> [Dataset]:

________________________

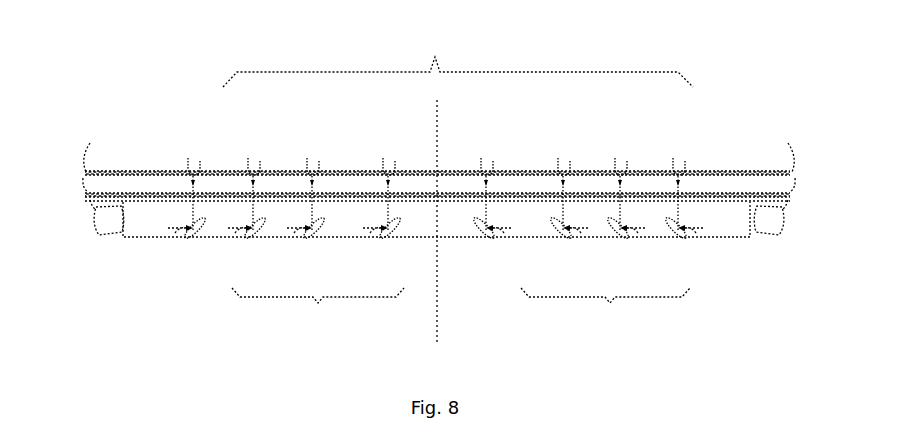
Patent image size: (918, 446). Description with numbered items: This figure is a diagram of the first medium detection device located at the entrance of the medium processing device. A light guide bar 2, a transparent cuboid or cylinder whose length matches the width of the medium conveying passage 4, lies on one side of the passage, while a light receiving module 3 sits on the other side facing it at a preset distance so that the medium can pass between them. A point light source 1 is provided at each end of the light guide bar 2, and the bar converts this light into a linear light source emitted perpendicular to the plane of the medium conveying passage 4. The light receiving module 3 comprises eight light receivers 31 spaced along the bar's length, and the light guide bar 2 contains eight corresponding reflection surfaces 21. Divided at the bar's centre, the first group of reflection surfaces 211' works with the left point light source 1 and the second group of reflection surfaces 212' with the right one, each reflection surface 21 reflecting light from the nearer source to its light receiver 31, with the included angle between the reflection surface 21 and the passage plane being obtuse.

The point light source 1 is at (93, 226).
The light guide bar 2 is at (140, 248).
The light receiving module 3 is at (458, 61).
The medium conveying passage 4 is at (118, 182).
The reflection surface 21 is at (697, 266).
The light receiver 31 is at (684, 160).
The first group of reflection surfaces 211' is at (318, 306).
The second group of reflection surfaces 212' is at (605, 306).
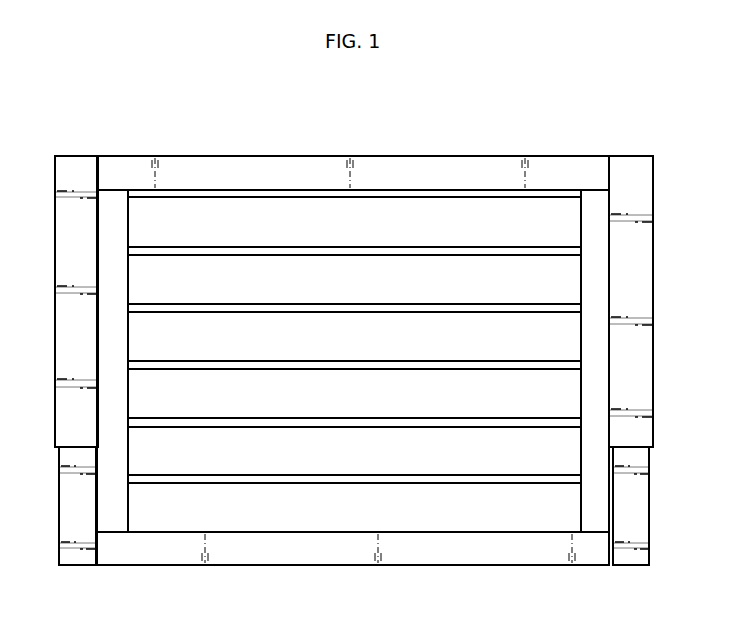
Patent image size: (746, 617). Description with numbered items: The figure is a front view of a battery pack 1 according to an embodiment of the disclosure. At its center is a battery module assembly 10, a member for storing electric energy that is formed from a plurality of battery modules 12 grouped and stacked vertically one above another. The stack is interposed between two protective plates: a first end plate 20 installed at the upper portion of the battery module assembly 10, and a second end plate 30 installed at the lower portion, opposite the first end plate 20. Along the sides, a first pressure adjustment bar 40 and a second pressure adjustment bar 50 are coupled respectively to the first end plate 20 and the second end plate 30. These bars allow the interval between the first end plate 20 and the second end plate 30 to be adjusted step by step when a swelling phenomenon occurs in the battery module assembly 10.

The battery pack 1 is at (86, 106).
The battery module assembly 10 is at (593, 332).
The battery module 12 is at (569, 278).
The first end plate 20 is at (571, 165).
The second end plate 30 is at (492, 558).
The first pressure adjustment bar 40 is at (56, 261).
The second pressure adjustment bar 50 is at (60, 506).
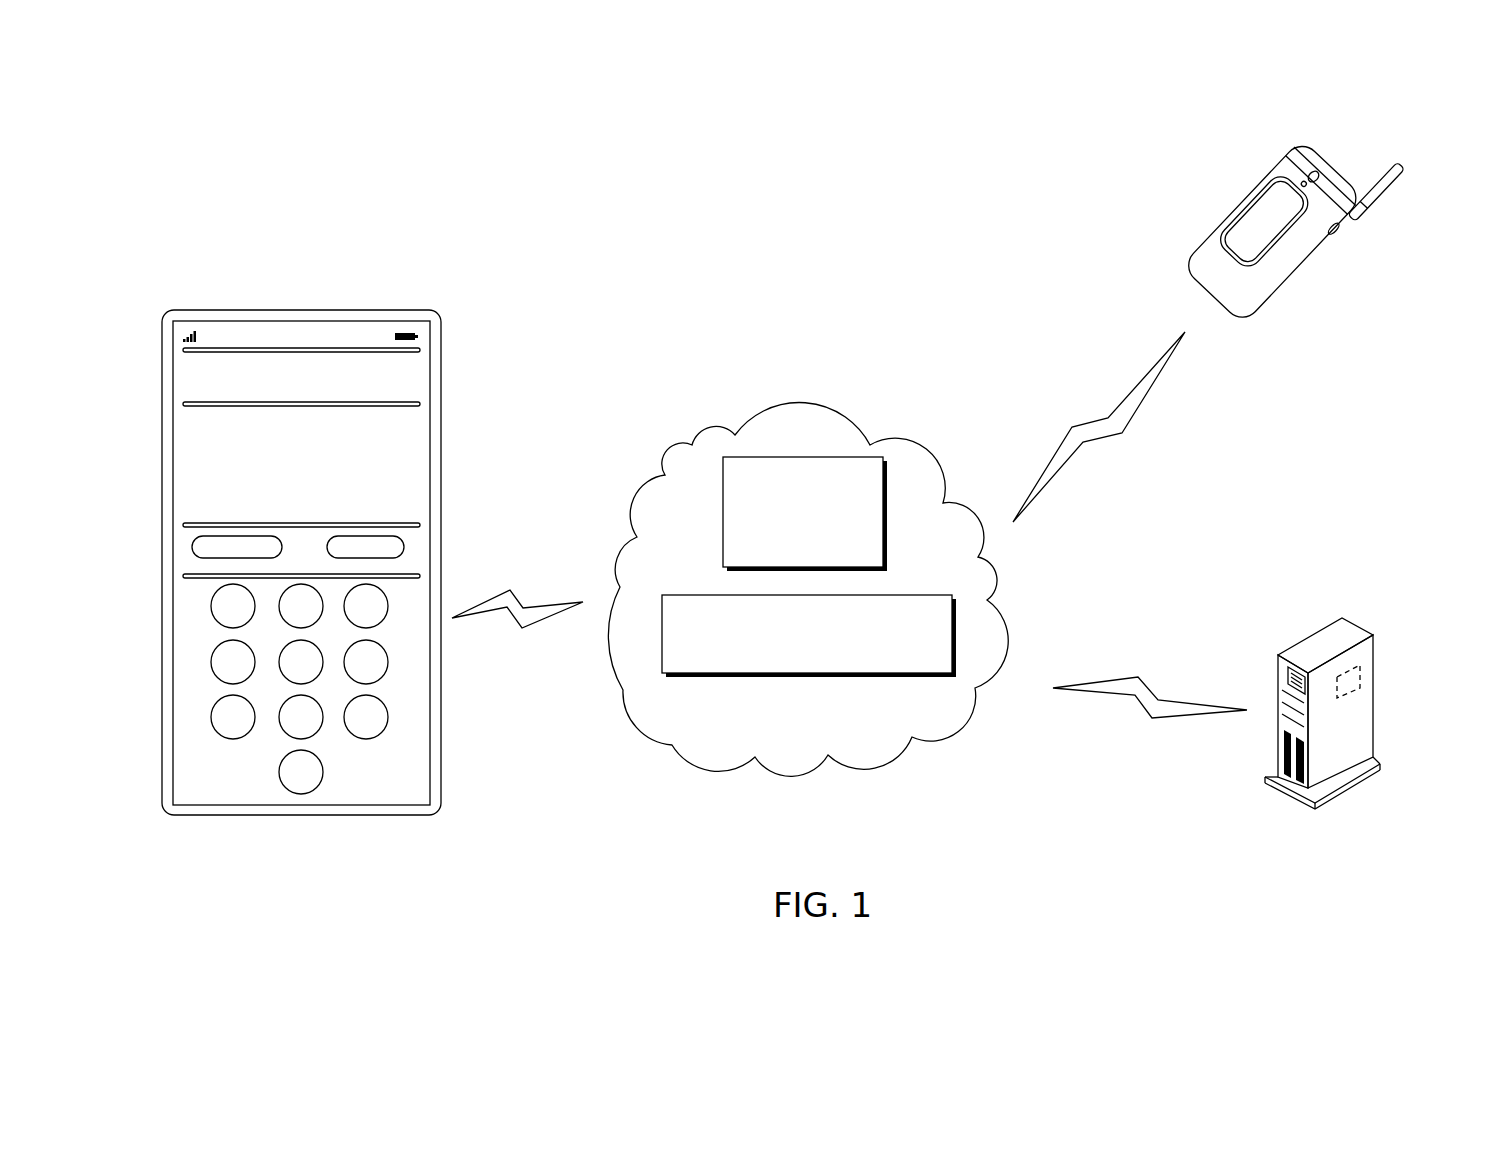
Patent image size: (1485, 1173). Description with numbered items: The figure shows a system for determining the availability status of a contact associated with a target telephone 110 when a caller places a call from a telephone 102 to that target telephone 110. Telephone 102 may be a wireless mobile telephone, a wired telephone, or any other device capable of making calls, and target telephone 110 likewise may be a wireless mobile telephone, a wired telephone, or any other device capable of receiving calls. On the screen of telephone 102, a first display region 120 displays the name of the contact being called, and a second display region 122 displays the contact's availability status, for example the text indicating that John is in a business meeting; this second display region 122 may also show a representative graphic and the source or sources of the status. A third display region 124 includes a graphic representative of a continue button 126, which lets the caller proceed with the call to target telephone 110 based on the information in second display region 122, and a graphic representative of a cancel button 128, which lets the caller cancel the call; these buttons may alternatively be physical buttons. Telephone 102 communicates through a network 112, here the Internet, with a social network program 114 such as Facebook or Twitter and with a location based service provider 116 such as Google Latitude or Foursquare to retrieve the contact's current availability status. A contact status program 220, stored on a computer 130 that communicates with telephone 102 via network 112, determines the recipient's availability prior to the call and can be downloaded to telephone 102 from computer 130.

________________________

> [Problem statement]:
Convert every line of the records above into a Markdown table with the columns Row and Line, numbering each line in order and skipping blank lines. Leave the pictures out of the table.

> [Completed exercise]:
| Row | Line |
|---|---|
| 1 | Patent image size: (918, 446). Description with numbered items: This figure is a diagram of the first medium detection device located at the entrance of the medium processing device. A light guide bar 2, a transparent cuboid or cylinder whose length matches the width of the medium conveying passage 4, lies on one side of the passage, while a light receiving module 3 sits on the other side facing it at a preset distance so that the medium can pass between them. A point light source 1 is provided at each end of the light guide bar 2, and the bar converts this light into a linear light source emitted perpendicular to the plane of the medium conveying passage 4. The light receiving module 3 comprises eight light receivers 31 spaced along the bar's length, and the light guide bar 2 contains eight corresponding reflection surfaces 21. Divided at the bar's centre, the first group of reflection surfaces 211' works with the left point light source 1 and the second group of reflection surfaces 212' with the right one, each reflection surface 21 reflecting light from the nearer source to its light receiver 31, with the included angle between the reflection surface 21 and the passage plane being obtuse. |
| 2 | The point light source 1 is at (93, 226). |
| 3 | The light guide bar 2 is at (140, 248). |
| 4 | The light receiving module 3 is at (458, 61). |
| 5 | The medium conveying passage 4 is at (118, 182). |
| 6 | The reflection surface 21 is at (697, 266). |
| 7 | The light receiver 31 is at (684, 160). |
| 8 | The first group of reflection surfaces 211' is at (318, 306). |
| 9 | The second group of reflection surfaces 212' is at (605, 306). |
| 10 | Patent image size: (746, 617). Description with numbered items: The figure is a front view of a battery pack 1 according to an embodiment of the disclosure. At its center is a battery module assembly 10, a member for storing electric energy that is formed from a plurality of battery modules 12 grouped and stacked vertically one above another. The stack is interposed between two protective plates: a first end plate 20 installed at the upper portion of the battery module assembly 10, and a second end plate 30 installed at the lower portion, opposite the first end plate 20. Along the sides, a first pressure adjustment bar 40 and a second pressure adjustment bar 50 are coupled respectively to the first end plate 20 and the second end plate 30. These bars allow the interval between the first end plate 20 and the second end plate 30 to be adjusted step by step when a swelling phenomenon occurs in the battery module assembly 10. |
| 11 | The battery pack 1 is at (86, 106). |
| 12 | The battery module assembly 10 is at (593, 332). |
| 13 | The battery module 12 is at (569, 278). |
| 14 | The first end plate 20 is at (571, 165). |
| 15 | The second end plate 30 is at (492, 558). |
| 16 | The first pressure adjustment bar 40 is at (56, 261). |
| 17 | The second pressure adjustment bar 50 is at (60, 506). |
| 18 | Patent image size: (1485, 1173). Description with numbered items: The figure shows a system for determining the availability status of a contact associated with a target telephone 110 when a caller places a call from a telephone 102 to that target telephone 110. Telephone 102 may be a wireless mobile telephone, a wired telephone, or any other device capable of making calls, and target telephone 110 likewise may be a wireless mobile telephone, a wired telephone, or any other device capable of receiving calls. On the screen of telephone 102, a first display region 120 displays the name of the contact being called, and a second display region 122 displays the contact's availability status, for example the text indicating that John is in a business meeting; this second display region 122 may also show a representative graphic and the source or sources of the status. A third display region 124 includes a graphic representative of a continue button 126, which lets the caller proceed with the call to target telephone 110 based on the information in second display region 122, and a graphic representative of a cancel button 128, which lets the caller cancel the call; these buttons may alternatively be physical buttons. Telephone 102 communicates through a network 112, here the Internet, with a social network program 114 such as Facebook or Twitter and with a location based service provider 116 such as Google Latitude or Foursquare to retrieve the contact's current availability status. A contact status program 220, stored on a computer 130 that communicates with telephone 102 via network 112, determines the recipient's availability prior to the call and can be downloaded to telephone 102 from computer 130. |